What you have to do: The listing beneath should be written out in full, exactly as shown.

(Records that describe figures)
---------------

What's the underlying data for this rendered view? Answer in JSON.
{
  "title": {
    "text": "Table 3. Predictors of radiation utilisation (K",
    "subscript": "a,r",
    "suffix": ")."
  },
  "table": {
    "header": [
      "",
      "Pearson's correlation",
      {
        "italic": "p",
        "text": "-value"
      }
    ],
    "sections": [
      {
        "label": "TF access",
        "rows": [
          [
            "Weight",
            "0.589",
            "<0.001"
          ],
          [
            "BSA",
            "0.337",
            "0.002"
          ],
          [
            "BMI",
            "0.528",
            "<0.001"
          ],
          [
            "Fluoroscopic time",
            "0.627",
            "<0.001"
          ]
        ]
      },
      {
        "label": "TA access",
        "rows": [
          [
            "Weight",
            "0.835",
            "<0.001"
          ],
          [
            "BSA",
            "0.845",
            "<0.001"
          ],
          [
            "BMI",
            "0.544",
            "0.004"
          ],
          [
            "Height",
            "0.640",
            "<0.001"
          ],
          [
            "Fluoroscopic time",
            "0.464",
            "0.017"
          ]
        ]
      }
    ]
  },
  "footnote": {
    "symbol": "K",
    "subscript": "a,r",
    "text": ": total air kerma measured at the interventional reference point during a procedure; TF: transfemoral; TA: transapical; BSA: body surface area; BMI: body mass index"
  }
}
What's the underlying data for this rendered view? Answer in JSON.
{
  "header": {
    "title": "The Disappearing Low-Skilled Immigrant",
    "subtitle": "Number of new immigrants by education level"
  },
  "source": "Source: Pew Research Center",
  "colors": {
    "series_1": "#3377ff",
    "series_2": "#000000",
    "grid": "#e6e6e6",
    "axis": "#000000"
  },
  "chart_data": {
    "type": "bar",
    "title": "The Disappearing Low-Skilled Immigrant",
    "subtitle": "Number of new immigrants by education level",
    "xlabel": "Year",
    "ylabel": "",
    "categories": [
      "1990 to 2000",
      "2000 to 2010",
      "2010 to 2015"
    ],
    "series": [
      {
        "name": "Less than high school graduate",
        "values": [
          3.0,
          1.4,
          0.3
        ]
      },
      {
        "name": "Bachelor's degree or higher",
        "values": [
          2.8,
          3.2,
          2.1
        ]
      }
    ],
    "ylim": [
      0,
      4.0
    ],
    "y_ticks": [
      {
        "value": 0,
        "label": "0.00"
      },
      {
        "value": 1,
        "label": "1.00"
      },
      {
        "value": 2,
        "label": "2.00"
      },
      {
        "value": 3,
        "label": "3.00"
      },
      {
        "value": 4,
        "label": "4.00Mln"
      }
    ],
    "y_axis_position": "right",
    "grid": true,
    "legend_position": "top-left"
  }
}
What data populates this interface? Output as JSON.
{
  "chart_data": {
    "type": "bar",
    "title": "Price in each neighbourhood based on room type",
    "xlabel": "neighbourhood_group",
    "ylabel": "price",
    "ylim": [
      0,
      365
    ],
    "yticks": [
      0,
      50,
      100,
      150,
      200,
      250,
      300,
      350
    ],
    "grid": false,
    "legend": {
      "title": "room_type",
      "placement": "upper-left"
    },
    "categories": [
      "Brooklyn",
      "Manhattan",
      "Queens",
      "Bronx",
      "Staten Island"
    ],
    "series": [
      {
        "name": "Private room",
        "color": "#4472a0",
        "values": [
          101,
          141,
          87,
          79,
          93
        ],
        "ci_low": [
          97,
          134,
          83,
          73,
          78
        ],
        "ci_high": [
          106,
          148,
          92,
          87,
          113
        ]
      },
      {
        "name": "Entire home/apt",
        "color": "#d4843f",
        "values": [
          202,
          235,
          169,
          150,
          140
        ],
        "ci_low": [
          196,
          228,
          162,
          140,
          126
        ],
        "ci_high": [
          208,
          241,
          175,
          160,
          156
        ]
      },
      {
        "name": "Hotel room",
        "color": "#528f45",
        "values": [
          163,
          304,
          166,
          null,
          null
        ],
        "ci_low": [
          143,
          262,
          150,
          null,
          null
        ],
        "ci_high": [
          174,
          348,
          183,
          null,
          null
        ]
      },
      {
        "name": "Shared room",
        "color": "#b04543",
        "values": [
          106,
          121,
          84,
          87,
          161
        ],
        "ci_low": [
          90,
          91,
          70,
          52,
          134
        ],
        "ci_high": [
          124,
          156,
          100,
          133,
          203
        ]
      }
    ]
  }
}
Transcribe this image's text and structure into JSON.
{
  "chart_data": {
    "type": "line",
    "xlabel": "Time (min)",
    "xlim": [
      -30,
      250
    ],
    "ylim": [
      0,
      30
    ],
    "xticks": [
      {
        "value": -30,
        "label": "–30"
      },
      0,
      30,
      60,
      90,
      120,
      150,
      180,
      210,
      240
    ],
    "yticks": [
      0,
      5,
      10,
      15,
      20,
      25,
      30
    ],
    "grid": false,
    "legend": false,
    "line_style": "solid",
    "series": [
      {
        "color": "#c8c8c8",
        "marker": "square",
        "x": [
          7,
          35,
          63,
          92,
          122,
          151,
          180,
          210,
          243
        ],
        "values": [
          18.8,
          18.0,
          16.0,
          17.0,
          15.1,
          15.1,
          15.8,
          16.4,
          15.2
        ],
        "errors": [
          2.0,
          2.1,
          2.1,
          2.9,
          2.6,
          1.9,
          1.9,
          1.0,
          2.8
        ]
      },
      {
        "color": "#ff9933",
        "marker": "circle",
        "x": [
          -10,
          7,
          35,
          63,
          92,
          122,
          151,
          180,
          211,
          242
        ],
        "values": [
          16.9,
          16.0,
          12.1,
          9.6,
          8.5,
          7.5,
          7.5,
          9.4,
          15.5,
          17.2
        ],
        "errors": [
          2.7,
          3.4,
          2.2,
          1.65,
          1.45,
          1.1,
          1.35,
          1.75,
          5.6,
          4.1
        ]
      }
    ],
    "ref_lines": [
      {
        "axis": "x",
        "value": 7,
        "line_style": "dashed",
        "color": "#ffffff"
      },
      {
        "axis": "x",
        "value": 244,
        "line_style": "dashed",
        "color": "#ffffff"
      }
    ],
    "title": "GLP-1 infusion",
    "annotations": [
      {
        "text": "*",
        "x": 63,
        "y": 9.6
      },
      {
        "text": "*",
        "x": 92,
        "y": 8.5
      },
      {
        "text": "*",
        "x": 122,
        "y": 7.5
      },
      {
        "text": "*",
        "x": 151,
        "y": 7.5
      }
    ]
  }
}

---------------

Final result:
What's the underlying data for this rendered view? Answer in JSON.
{
  "title": {
    "text": "Table 3. Predictors of radiation utilisation (K",
    "subscript": "a,r",
    "suffix": ")."
  },
  "table": {
    "header": [
      "",
      "Pearson's correlation",
      {
        "italic": "p",
        "text": "-value"
      }
    ],
    "sections": [
      {
        "label": "TF access",
        "rows": [
          [
            "Weight",
            "0.589",
            "<0.001"
          ],
          [
            "BSA",
            "0.337",
            "0.002"
          ],
          [
            "BMI",
            "0.528",
            "<0.001"
          ],
          [
            "Fluoroscopic time",
            "0.627",
            "<0.001"
          ]
        ]
      },
      {
        "label": "TA access",
        "rows": [
          [
            "Weight",
            "0.835",
            "<0.001"
          ],
          [
            "BSA",
            "0.845",
            "<0.001"
          ],
          [
            "BMI",
            "0.544",
            "0.004"
          ],
          [
            "Height",
            "0.640",
            "<0.001"
          ],
          [
            "Fluoroscopic time",
            "0.464",
            "0.017"
          ]
        ]
      }
    ]
  },
  "footnote": {
    "symbol": "K",
    "subscript": "a,r",
    "text": ": total air kerma measured at the interventional reference point during a procedure; TF: transfemoral; TA: transapical; BSA: body surface area; BMI: body mass index"
  }
}
What's the underlying data for this rendered view? Answer in JSON.
{
  "header": {
    "title": "The Disappearing Low-Skilled Immigrant",
    "subtitle": "Number of new immigrants by education level"
  },
  "source": "Source: Pew Research Center",
  "colors": {
    "series_1": "#3377ff",
    "series_2": "#000000",
    "grid": "#e6e6e6",
    "axis": "#000000"
  },
  "chart_data": {
    "type": "bar",
    "title": "The Disappearing Low-Skilled Immigrant",
    "subtitle": "Number of new immigrants by education level",
    "xlabel": "Year",
    "ylabel": "",
    "categories": [
      "1990 to 2000",
      "2000 to 2010",
      "2010 to 2015"
    ],
    "series": [
      {
        "name": "Less than high school graduate",
        "values": [
          3.0,
          1.4,
          0.3
        ]
      },
      {
        "name": "Bachelor's degree or higher",
        "values": [
          2.8,
          3.2,
          2.1
        ]
      }
    ],
    "ylim": [
      0,
      4.0
    ],
    "y_ticks": [
      {
        "value": 0,
        "label": "0.00"
      },
      {
        "value": 1,
        "label": "1.00"
      },
      {
        "value": 2,
        "label": "2.00"
      },
      {
        "value": 3,
        "label": "3.00"
      },
      {
        "value": 4,
        "label": "4.00Mln"
      }
    ],
    "y_axis_position": "right",
    "grid": true,
    "legend_position": "top-left"
  }
}
What data populates this interface? Output as JSON.
{
  "chart_data": {
    "type": "bar",
    "title": "Price in each neighbourhood based on room type",
    "xlabel": "neighbourhood_group",
    "ylabel": "price",
    "ylim": [
      0,
      365
    ],
    "yticks": [
      0,
      50,
      100,
      150,
      200,
      250,
      300,
      350
    ],
    "grid": false,
    "legend": {
      "title": "room_type",
      "placement": "upper-left"
    },
    "categories": [
      "Brooklyn",
      "Manhattan",
      "Queens",
      "Bronx",
      "Staten Island"
    ],
    "series": [
      {
        "name": "Private room",
        "color": "#4472a0",
        "values": [
          101,
          141,
          87,
          79,
          93
        ],
        "ci_low": [
          97,
          134,
          83,
          73,
          78
        ],
        "ci_high": [
          106,
          148,
          92,
          87,
          113
        ]
      },
      {
        "name": "Entire home/apt",
        "color": "#d4843f",
        "values": [
          202,
          235,
          169,
          150,
          140
        ],
        "ci_low": [
          196,
          228,
          162,
          140,
          126
        ],
        "ci_high": [
          208,
          241,
          175,
          160,
          156
        ]
      },
      {
        "name": "Hotel room",
        "color": "#528f45",
        "values": [
          163,
          304,
          166,
          null,
          null
        ],
        "ci_low": [
          143,
          262,
          150,
          null,
          null
        ],
        "ci_high": [
          174,
          348,
          183,
          null,
          null
        ]
      },
      {
        "name": "Shared room",
        "color": "#b04543",
        "values": [
          106,
          121,
          84,
          87,
          161
        ],
        "ci_low": [
          90,
          91,
          70,
          52,
          134
        ],
        "ci_high": [
          124,
          156,
          100,
          133,
          203
        ]
      }
    ]
  }
}
Transcribe this image's text and structure into JSON.
{
  "chart_data": {
    "type": "line",
    "xlabel": "Time (min)",
    "xlim": [
      -30,
      250
    ],
    "ylim": [
      0,
      30
    ],
    "xticks": [
      {
        "value": -30,
        "label": "–30"
      },
      0,
      30,
      60,
      90,
      120,
      150,
      180,
      210,
      240
    ],
    "yticks": [
      0,
      5,
      10,
      15,
      20,
      25,
      30
    ],
    "grid": false,
    "legend": false,
    "line_style": "solid",
    "series": [
      {
        "color": "#c8c8c8",
        "marker": "square",
        "x": [
          7,
          35,
          63,
          92,
          122,
          151,
          180,
          210,
          243
        ],
        "values": [
          18.8,
          18.0,
          16.0,
          17.0,
          15.1,
          15.1,
          15.8,
          16.4,
          15.2
        ],
        "errors": [
          2.0,
          2.1,
          2.1,
          2.9,
          2.6,
          1.9,
          1.9,
          1.0,
          2.8
        ]
      },
      {
        "color": "#ff9933",
        "marker": "circle",
        "x": [
          -10,
          7,
          35,
          63,
          92,
          122,
          151,
          180,
          211,
          242
        ],
        "values": [
          16.9,
          16.0,
          12.1,
          9.6,
          8.5,
          7.5,
          7.5,
          9.4,
          15.5,
          17.2
        ],
        "errors": [
          2.7,
          3.4,
          2.2,
          1.65,
          1.45,
          1.1,
          1.35,
          1.75,
          5.6,
          4.1
        ]
      }
    ],
    "ref_lines": [
      {
        "axis": "x",
        "value": 7,
        "line_style": "dashed",
        "color": "#ffffff"
      },
      {
        "axis": "x",
        "value": 244,
        "line_style": "dashed",
        "color": "#ffffff"
      }
    ],
    "title": "GLP-1 infusion",
    "annotations": [
      {
        "text": "*",
        "x": 63,
        "y": 9.6
      },
      {
        "text": "*",
        "x": 92,
        "y": 8.5
      },
      {
        "text": "*",
        "x": 122,
        "y": 7.5
      },
      {
        "text": "*",
        "x": 151,
        "y": 7.5
      }
    ]
  }
}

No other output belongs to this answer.